[Begin RECORDS FOR THIS TASK]

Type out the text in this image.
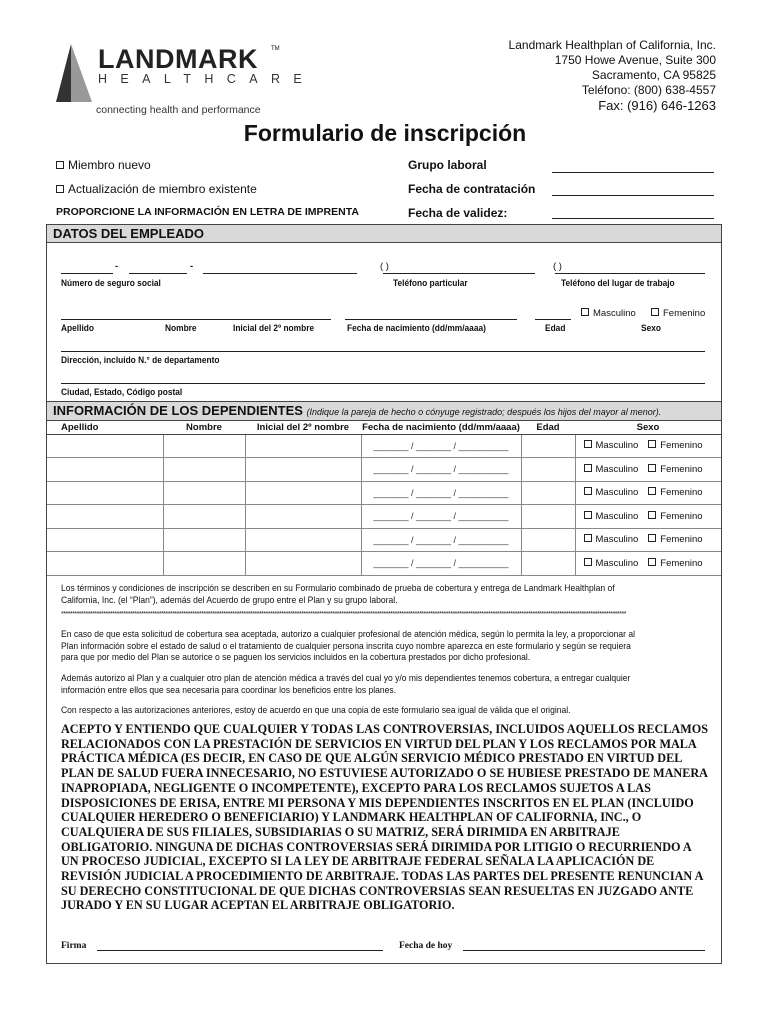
LANDMARK TM
HEALTHCARE
connecting health and performance
Landmark Healthplan of California, Inc.
1750 Howe Avenue, Suite 300
Sacramento, CA 95825
Teléfono: (800) 638-4557
Fax: (916) 646-1263
Formulario de inscripción
Miembro nuevo
Actualización de miembro existente
PROPORCIONE LA INFORMACIÓN EN LETRA DE IMPRENTA
Grupo laboral
Fecha de contratación
Fecha de validez:
DATOS DEL EMPLEADO
-	-
Número de seguro social
( )
Teléfono particular
( )
Teléfono del lugar de trabajo
Masculino	Femenino
Apellido	Nombre	Inicial del 2º nombre	Fecha de nacimiento (dd/mm/aaaa)	Edad	Sexo
Dirección, incluido N.° de departamento
Ciudad, Estado, Código postal
INFORMACIÓN DE LOS DEPENDIENTES (Indique la pareja de hecho o cónyuge registrado; después los hijos del mayor al menor).
Apellido	Nombre	Inicial del 2º nombre	Fecha de nacimiento (dd/mm/aaaa)	Edad	Sexo
			_______ / _______ / __________		Masculino Femenino
			_______ / _______ / __________		Masculino Femenino
			_______ / _______ / __________		Masculino Femenino
			_______ / _______ / __________		Masculino Femenino
			_______ / _______ / __________		Masculino Femenino
			_______ / _______ / __________		Masculino Femenino
Los términos y condiciones de inscripción se describen en su Formulario combinado de prueba de cobertura y entrega de Landmark Healthplan of California, Inc. (el “Plan”), además del Acuerdo de grupo entre el Plan y su grupo laboral.
**************************************************************************************************************************************************************************************************************************************************************
En caso de que esta solicitud de cobertura sea aceptada, autorizo a cualquier profesional de atención médica, según lo permita la ley, a proporcionar al Plan información sobre el estado de salud o el tratamiento de cualquier persona inscrita cuyo nombre aparezca en este formulario y según se requiera para que por medio del Plan se autorice o se paguen los servicios incluidos en la cobertura prestados por dicho profesional.
Además autorizo al Plan y a cualquier otro plan de atención médica a través del cual yo y/o mis dependientes tenemos cobertura, a entregar cualquier información entre ellos que sea necesaria para coordinar los beneficios entre los planes.
Con respecto a las autorizaciones anteriores, estoy de acuerdo en que una copia de este formulario sea igual de válida que el original.
ACEPTO Y ENTIENDO QUE CUALQUIER Y TODAS LAS CONTROVERSIAS, INCLUIDOS AQUELLOS RECLAMOS RELACIONADOS CON LA PRESTACIÓN DE SERVICIOS EN VIRTUD DEL PLAN Y LOS RECLAMOS POR MALA PRÁCTICA MÉDICA (ES DECIR, EN CASO DE QUE ALGÚN SERVICIO MÉDICO PRESTADO EN VIRTUD DEL PLAN DE SALUD FUERA INNECESARIO, NO ESTUVIESE AUTORIZADO O SE HUBIESE PRESTADO DE MANERA INAPROPIADA, NEGLIGENTE O INCOMPETENTE), EXCEPTO PARA LOS RECLAMOS SUJETOS A LAS DISPOSICIONES DE ERISA, ENTRE MI PERSONA Y MIS DEPENDIENTES INSCRITOS EN EL PLAN (INCLUIDO CUALQUIER HEREDERO O BENEFICIARIO) Y LANDMARK HEALTHPLAN OF CALIFORNIA, INC., O CUALQUIERA DE SUS FILIALES, SUBSIDIARIAS O SU MATRIZ, SERÁ DIRIMIDA EN ARBITRAJE OBLIGATORIO. NINGUNA DE DICHAS CONTROVERSIAS SERÁ DIRIMIDA POR LITIGIO O RECURRIENDO A UN PROCESO JUDICIAL, EXCEPTO SI LA LEY DE ARBITRAJE FEDERAL SEÑALA LA APLICACIÓN DE REVISIÓN JUDICIAL A PROCEDIMIENTO DE ARBITRAJE. TODAS LAS PARTES DEL PRESENTE RENUNCIAN A SU DERECHO CONSTITUCIONAL DE QUE DICHAS CONTROVERSIAS SEAN RESUELTAS EN JUZGADO ANTE JURADO Y EN SU LUGAR ACEPTAN EL ARBITRAJE OBLIGATORIO.
Firma	Fecha de hoy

[End RECORDS FOR THIS TASK]

◆ **STATED PROBLEM**:
Do not copy the pictures, but repeat every line exactly.

◆ **REPLY**:
Type out the text in this image.
LANDMARK TM
HEALTHCARE
connecting health and performance
Landmark Healthplan of California, Inc.
1750 Howe Avenue, Suite 300
Sacramento, CA 95825
Teléfono: (800) 638-4557
Fax: (916) 646-1263
Formulario de inscripción
Miembro nuevo
Actualización de miembro existente
PROPORCIONE LA INFORMACIÓN EN LETRA DE IMPRENTA
Grupo laboral
Fecha de contratación
Fecha de validez:
DATOS DEL EMPLEADO
-	-
Número de seguro social
( )
Teléfono particular
( )
Teléfono del lugar de trabajo
Masculino	Femenino
Apellido	Nombre	Inicial del 2º nombre	Fecha de nacimiento (dd/mm/aaaa)	Edad	Sexo
Dirección, incluido N.° de departamento
Ciudad, Estado, Código postal
INFORMACIÓN DE LOS DEPENDIENTES (Indique la pareja de hecho o cónyuge registrado; después los hijos del mayor al menor).
Apellido	Nombre	Inicial del 2º nombre	Fecha de nacimiento (dd/mm/aaaa)	Edad	Sexo
			_______ / _______ / __________		Masculino Femenino
			_______ / _______ / __________		Masculino Femenino
			_______ / _______ / __________		Masculino Femenino
			_______ / _______ / __________		Masculino Femenino
			_______ / _______ / __________		Masculino Femenino
			_______ / _______ / __________		Masculino Femenino
Los términos y condiciones de inscripción se describen en su Formulario combinado de prueba de cobertura y entrega de Landmark Healthplan of California, Inc. (el “Plan”), además del Acuerdo de grupo entre el Plan y su grupo laboral.
**************************************************************************************************************************************************************************************************************************************************************
En caso de que esta solicitud de cobertura sea aceptada, autorizo a cualquier profesional de atención médica, según lo permita la ley, a proporcionar al Plan información sobre el estado de salud o el tratamiento de cualquier persona inscrita cuyo nombre aparezca en este formulario y según se requiera para que por medio del Plan se autorice o se paguen los servicios incluidos en la cobertura prestados por dicho profesional.
Además autorizo al Plan y a cualquier otro plan de atención médica a través del cual yo y/o mis dependientes tenemos cobertura, a entregar cualquier información entre ellos que sea necesaria para coordinar los beneficios entre los planes.
Con respecto a las autorizaciones anteriores, estoy de acuerdo en que una copia de este formulario sea igual de válida que el original.
ACEPTO Y ENTIENDO QUE CUALQUIER Y TODAS LAS CONTROVERSIAS, INCLUIDOS AQUELLOS RECLAMOS RELACIONADOS CON LA PRESTACIÓN DE SERVICIOS EN VIRTUD DEL PLAN Y LOS RECLAMOS POR MALA PRÁCTICA MÉDICA (ES DECIR, EN CASO DE QUE ALGÚN SERVICIO MÉDICO PRESTADO EN VIRTUD DEL PLAN DE SALUD FUERA INNECESARIO, NO ESTUVIESE AUTORIZADO O SE HUBIESE PRESTADO DE MANERA INAPROPIADA, NEGLIGENTE O INCOMPETENTE), EXCEPTO PARA LOS RECLAMOS SUJETOS A LAS DISPOSICIONES DE ERISA, ENTRE MI PERSONA Y MIS DEPENDIENTES INSCRITOS EN EL PLAN (INCLUIDO CUALQUIER HEREDERO O BENEFICIARIO) Y LANDMARK HEALTHPLAN OF CALIFORNIA, INC., O CUALQUIERA DE SUS FILIALES, SUBSIDIARIAS O SU MATRIZ, SERÁ DIRIMIDA EN ARBITRAJE OBLIGATORIO. NINGUNA DE DICHAS CONTROVERSIAS SERÁ DIRIMIDA POR LITIGIO O RECURRIENDO A UN PROCESO JUDICIAL, EXCEPTO SI LA LEY DE ARBITRAJE FEDERAL SEÑALA LA APLICACIÓN DE REVISIÓN JUDICIAL A PROCEDIMIENTO DE ARBITRAJE. TODAS LAS PARTES DEL PRESENTE RENUNCIAN A SU DERECHO CONSTITUCIONAL DE QUE DICHAS CONTROVERSIAS SEAN RESUELTAS EN JUZGADO ANTE JURADO Y EN SU LUGAR ACEPTAN EL ARBITRAJE OBLIGATORIO.
Firma	Fecha de hoy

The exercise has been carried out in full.